* START Supplied entries *

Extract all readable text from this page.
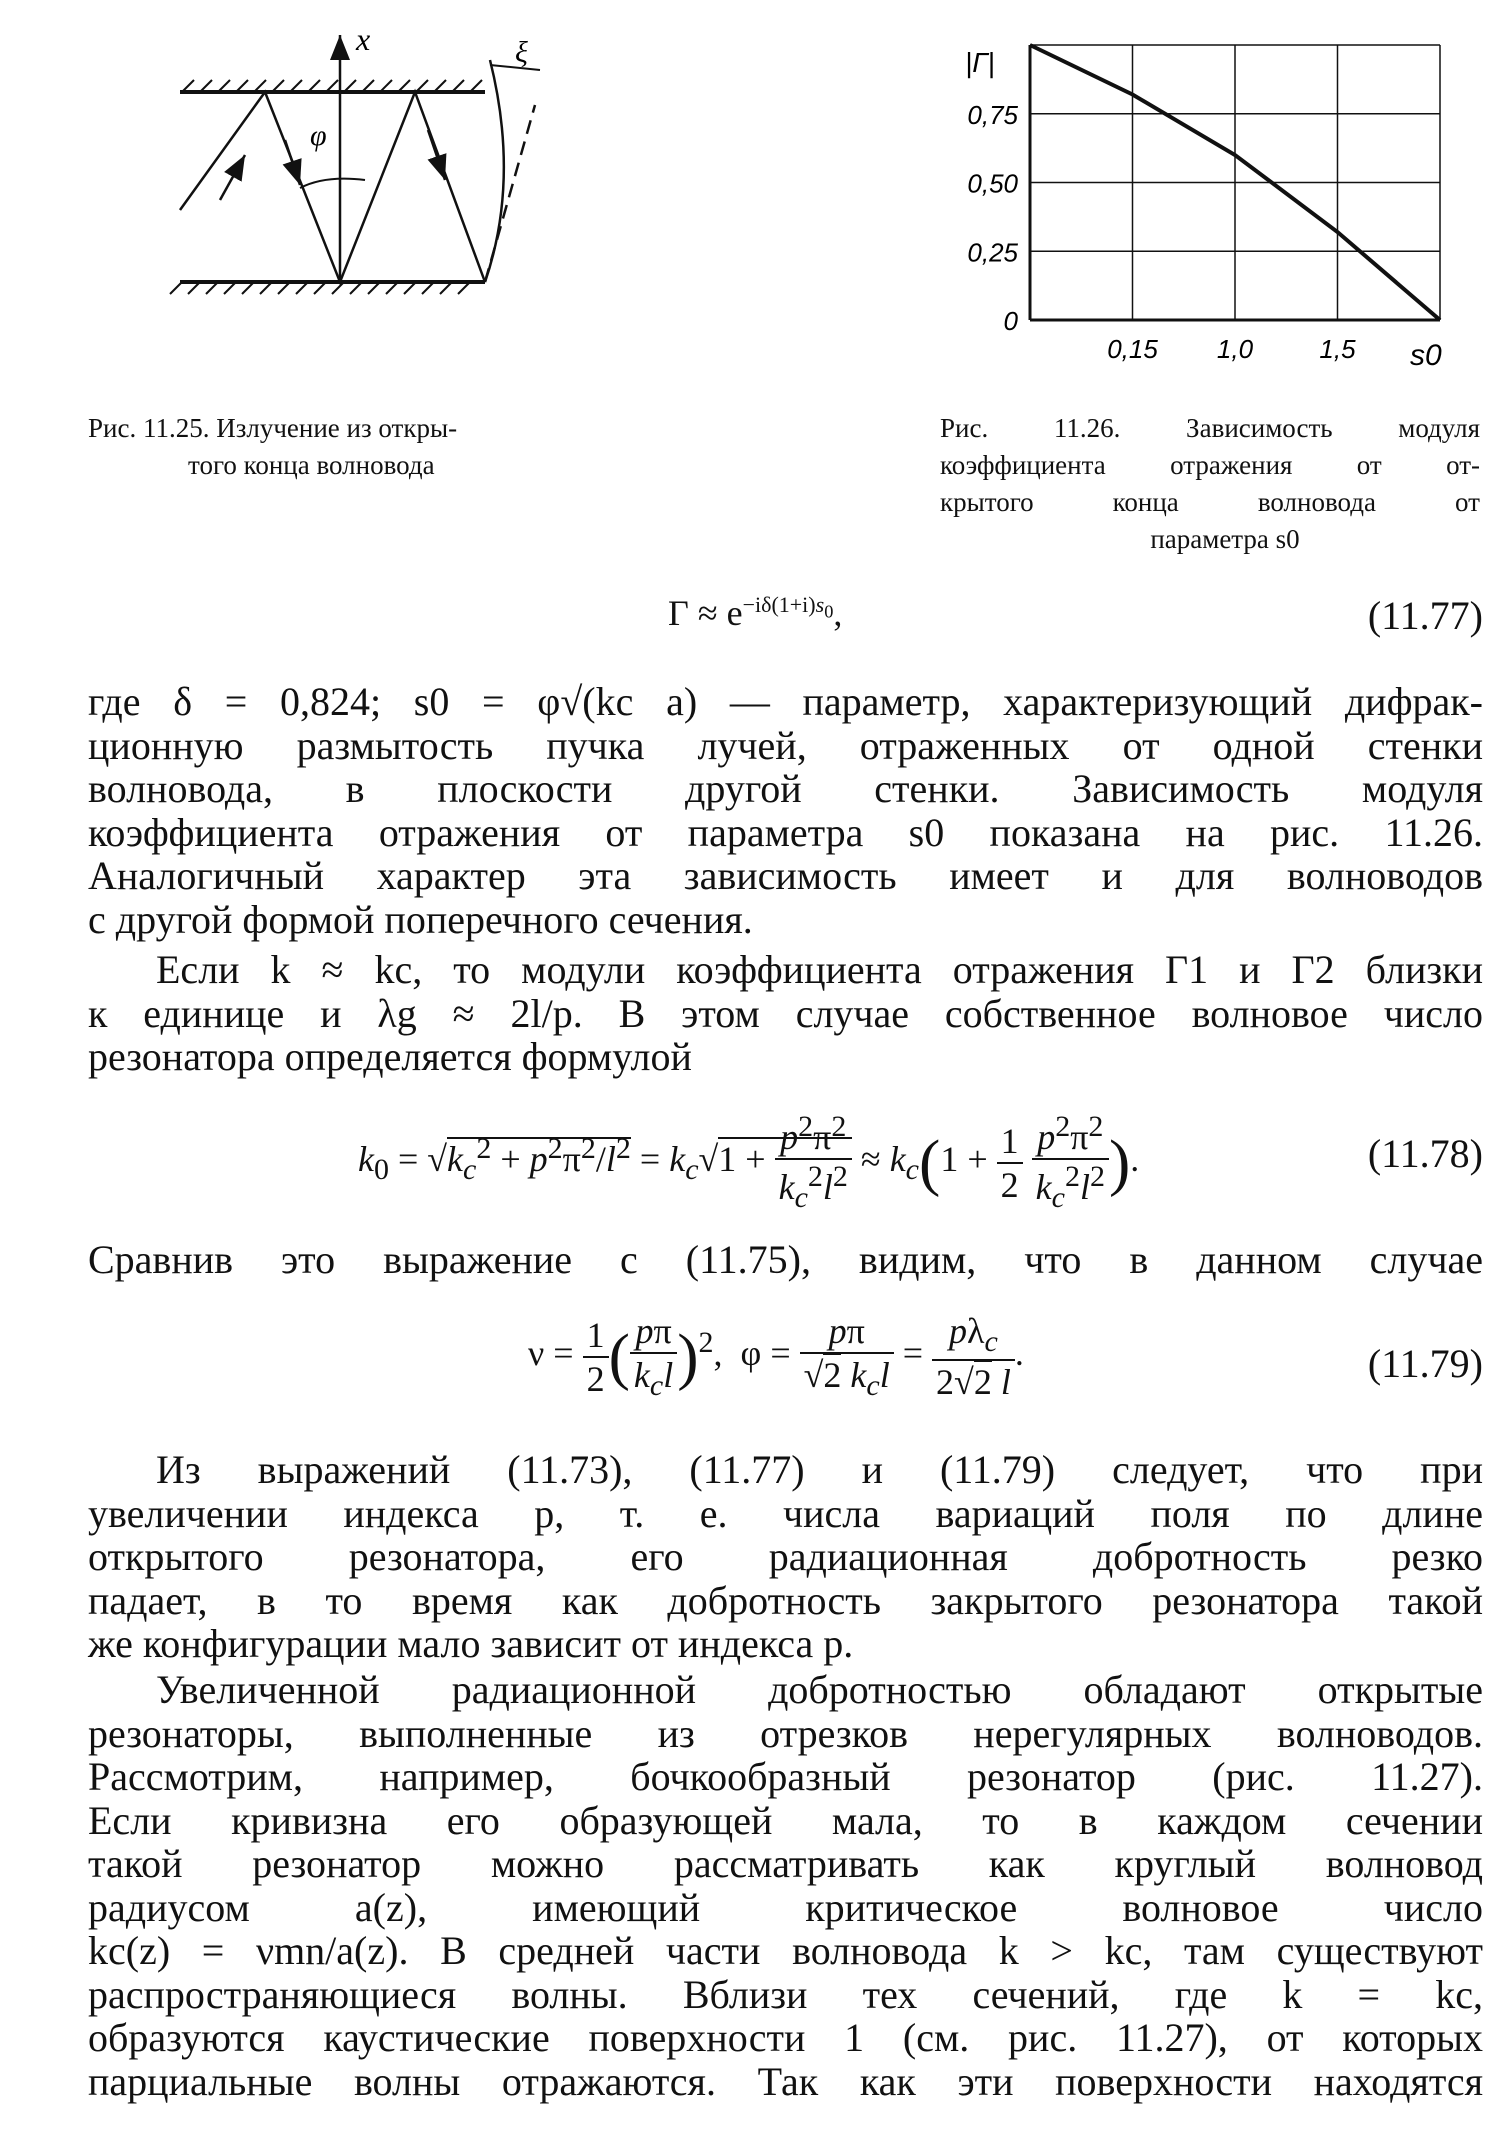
x
φ
ξ
Рис. 11.25. Излучение из откры-
того конца волновода
0
0,25
0,50
0,75
0,15 1,0	1,5
|Г|
s0
Рис. 11.26. Зависимость модуля
коэффициента отражения от от-
крытого конца волновода от
параметра s0
$Г \approx e^{-i\delta(1+i)s_0}$,	(11.77)
где δ = 0,824; s0 = φ√(kc a) — параметр, характеризующий дифрак-
ционную размытость пучка лучей, отраженных от одной стенки
волновода, в плоскости другой стенки. Зависимость модуля
коэффициента отражения от параметра s0 показана на рис. 11.26.
Аналогичный характер эта зависимость имеет и для волноводов
с другой формой поперечного сечения.
Если k ≈ kc, то модули коэффициента отражения Г1 и Г2 близки
к единице и λg ≈ 2l/p. В этом случае собственное волновое число
резонатора определяется формулой
$k_0 = √k_c^2 + p^2\pi^2/l^2 = k_c√1 + \frac{p^2\pi^2}{k_c^2l^2} \approx k_c(1 + \frac{1}{2}$
$\frac{p^2\pi^2}{k_c^2l^2}$ ).	(11.78)
Сравнив это выражение с (11.75), видим, что в данном случае
$\nu = \frac{1}{2}$ ( $\frac{p\pi}{k_cl} )^2$,  $\varphi = \frac{p\pi}{√2 k_cl} = \frac{p\lambda_c}{2√2 l}$ .	(11.79)
Из выражений (11.73), (11.77) и (11.79) следует, что при
увеличении индекса p, т. е. числа вариаций поля по длине
открытого резонатора, его радиационная добротность резко
падает, в то время как добротность закрытого резонатора такой
же конфигурации мало зависит от индекса p.
Увеличенной радиационной добротностью обладают открытые
резонаторы, выполненные из отрезков нерегулярных волноводов.
Рассмотрим, например, бочкообразный резонатор (рис. 11.27).
Если кривизна его образующей мала, то в каждом сечении
такой резонатор можно рассматривать как круглый волновод
радиусом a(z), имеющий критическое волновое число
kc(z) = νmn/a(z). В средней части волновода k > kc, там существуют
распространяющиеся волны. Вблизи тех сечений, где k = kc,
образуются каустические поверхности 1 (см. рис. 11.27), от которых
парциальные волны отражаются. Так как эти поверхности находятся
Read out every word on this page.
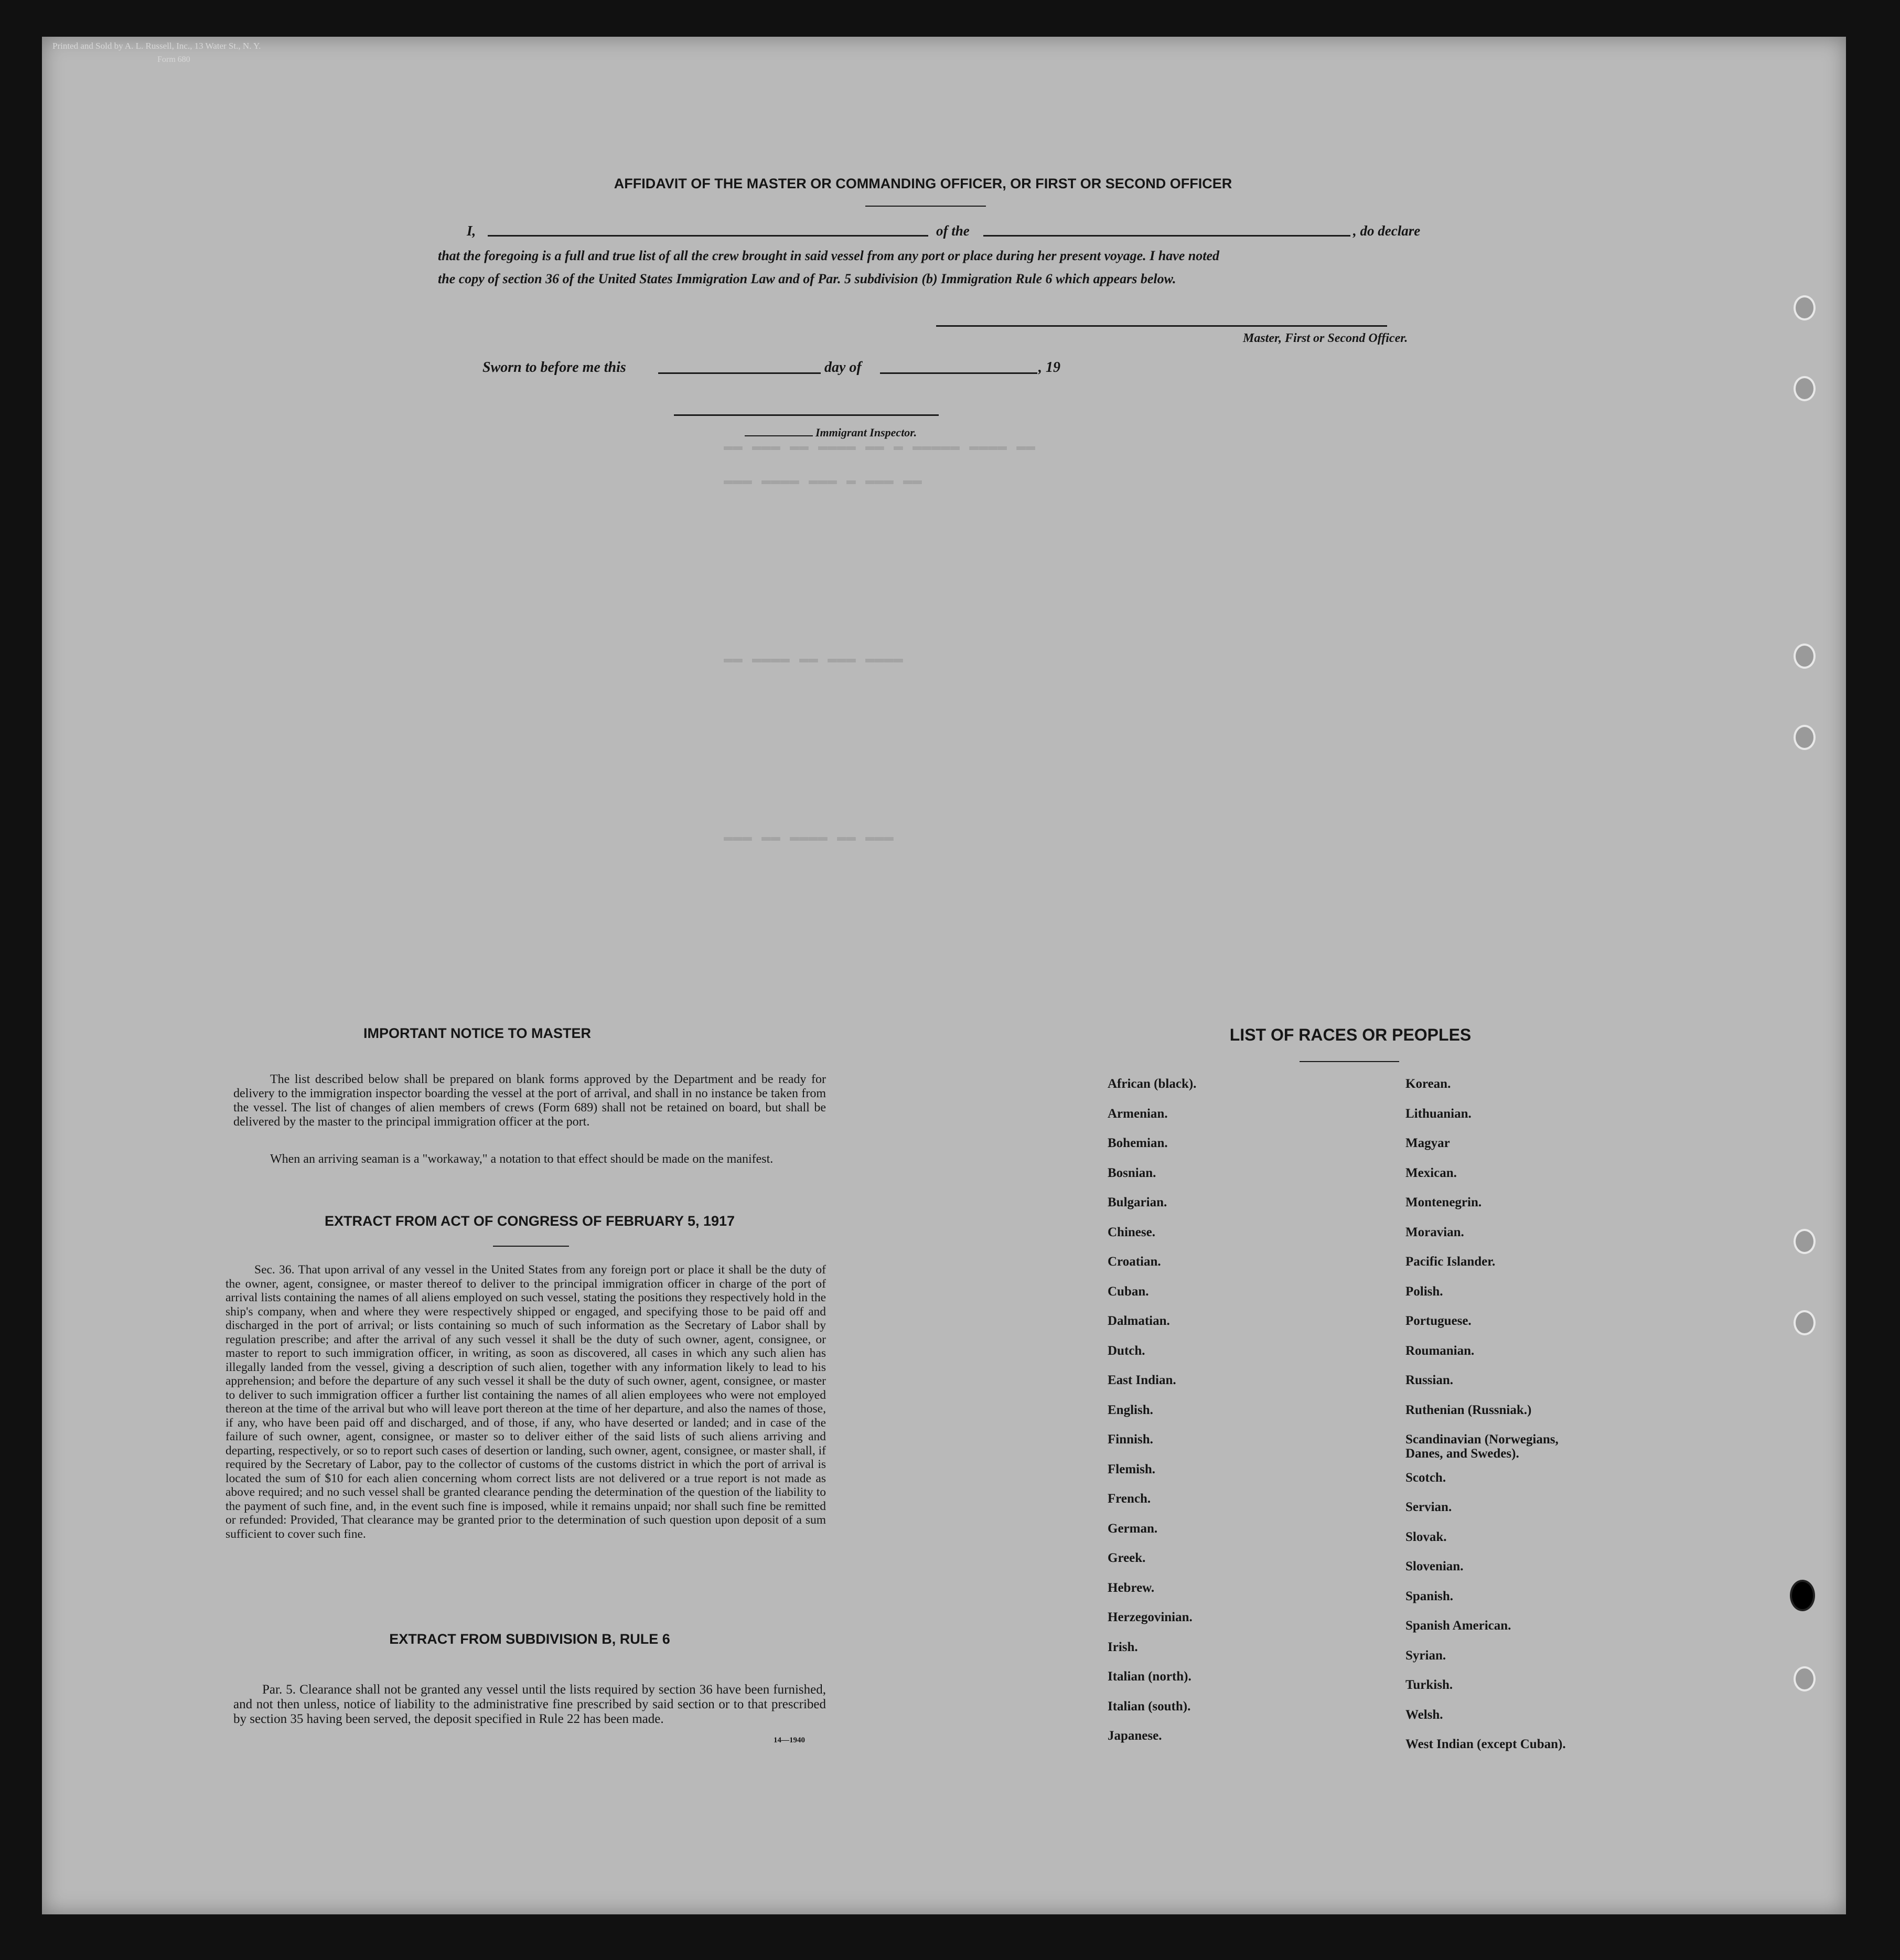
Printed and Sold by A. L. Russell, Inc., 13 Water St., N. Y.
Form 680
▬▬ ▬▬▬ ▬▬ ▬▬▬▬ ▬▬ ▬ ▬▬▬▬▬ ▬▬▬▬ ▬▬
▬▬▬ ▬▬▬▬ ▬▬▬ ▬ ▬▬▬ ▬▬
▬▬ ▬▬▬▬ ▬▬ ▬▬▬ ▬▬▬▬
▬▬▬ ▬▬ ▬▬▬▬ ▬▬ ▬▬▬
AFFIDAVIT OF THE MASTER OR COMMANDING OFFICER, OR FIRST OR SECOND OFFICER
I,	of the	, do declare
that the foregoing is a full and true list of all the crew brought in said vessel from any port or place during her present voyage. I have noted
the copy of section 36 of the United States Immigration Law and of Par. 5 subdivision (b) Immigration Rule 6 which appears below.
Master, First or Second Officer.
Sworn to before me this	day of	, 19
Immigrant Inspector.
IMPORTANT NOTICE TO MASTER
The list described below shall be prepared on blank forms approved by the Department and be ready for delivery to the immigration inspector boarding the vessel at the port of arrival, and shall in no instance be taken from the vessel. The list of changes of alien members of crews (Form 689) shall not be retained on board, but shall be delivered by the master to the principal immigration officer at the port.
When an arriving seaman is a "workaway," a notation to that effect should be made on the manifest.
EXTRACT FROM ACT OF CONGRESS OF FEBRUARY 5, 1917
Sec. 36. That upon arrival of any vessel in the United States from any foreign port or place it shall be the duty of the owner, agent, consignee, or master thereof to deliver to the principal immigration officer in charge of the port of arrival lists containing the names of all aliens employed on such vessel, stating the positions they respectively hold in the ship's company, when and where they were respectively shipped or engaged, and specifying those to be paid off and discharged in the port of arrival; or lists containing so much of such information as the Secretary of Labor shall by regulation prescribe; and after the arrival of any such vessel it shall be the duty of such owner, agent, consignee, or master to report to such immigration officer, in writing, as soon as discovered, all cases in which any such alien has illegally landed from the vessel, giving a description of such alien, together with any information likely to lead to his apprehension; and before the departure of any such vessel it shall be the duty of such owner, agent, consignee, or master to deliver to such immigration officer a further list containing the names of all alien employees who were not employed thereon at the time of the arrival but who will leave port thereon at the time of her departure, and also the names of those, if any, who have been paid off and discharged, and of those, if any, who have deserted or landed; and in case of the failure of such owner, agent, consignee, or master so to deliver either of the said lists of such aliens arriving and departing, respectively, or so to report such cases of desertion or landing, such owner, agent, consignee, or master shall, if required by the Secretary of Labor, pay to the collector of customs of the customs district in which the port of arrival is located the sum of $10 for each alien concerning whom correct lists are not delivered or a true report is not made as above required; and no such vessel shall be granted clearance pending the determination of the question of the liability to the payment of such fine, and, in the event such fine is imposed, while it remains unpaid; nor shall such fine be remitted or refunded: Provided, That clearance may be granted prior to the determination of such question upon deposit of a sum sufficient to cover such fine.
EXTRACT FROM SUBDIVISION B, RULE 6
Par. 5. Clearance shall not be granted any vessel until the lists required by section 36 have been furnished, and not then unless, notice of liability to the administrative fine prescribed by said section or to that prescribed by section 35 having been served, the deposit specified in Rule 22 has been made.
14—1940
LIST OF RACES OR PEOPLES
African (black).
Armenian.
Bohemian.
Bosnian.
Bulgarian.
Chinese.
Croatian.
Cuban.
Dalmatian.
Dutch.
East Indian.
English.
Finnish.
Flemish.
French.
German.
Greek.
Hebrew.
Herzegovinian.
Irish.
Italian (north).
Italian (south).
Japanese.
Korean.
Lithuanian.
Magyar
Mexican.
Montenegrin.
Moravian.
Pacific Islander.
Polish.
Portuguese.
Roumanian.
Russian.
Ruthenian (Russniak.)
Scandinavian (Norwegians, Danes, and Swedes).
Scotch.
Servian.
Slovak.
Slovenian.
Spanish.
Spanish American.
Syrian.
Turkish.
Welsh.
West Indian (except Cuban).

* END Supplied entries *

Task instructions: Identify the lines of the entries containing the string "число". Copy each such line.

Response to this exercise:
к единице и λg ≈ 2l/p. В этом случае собственное волновое число
радиусом a(z), имеющий критическое волновое число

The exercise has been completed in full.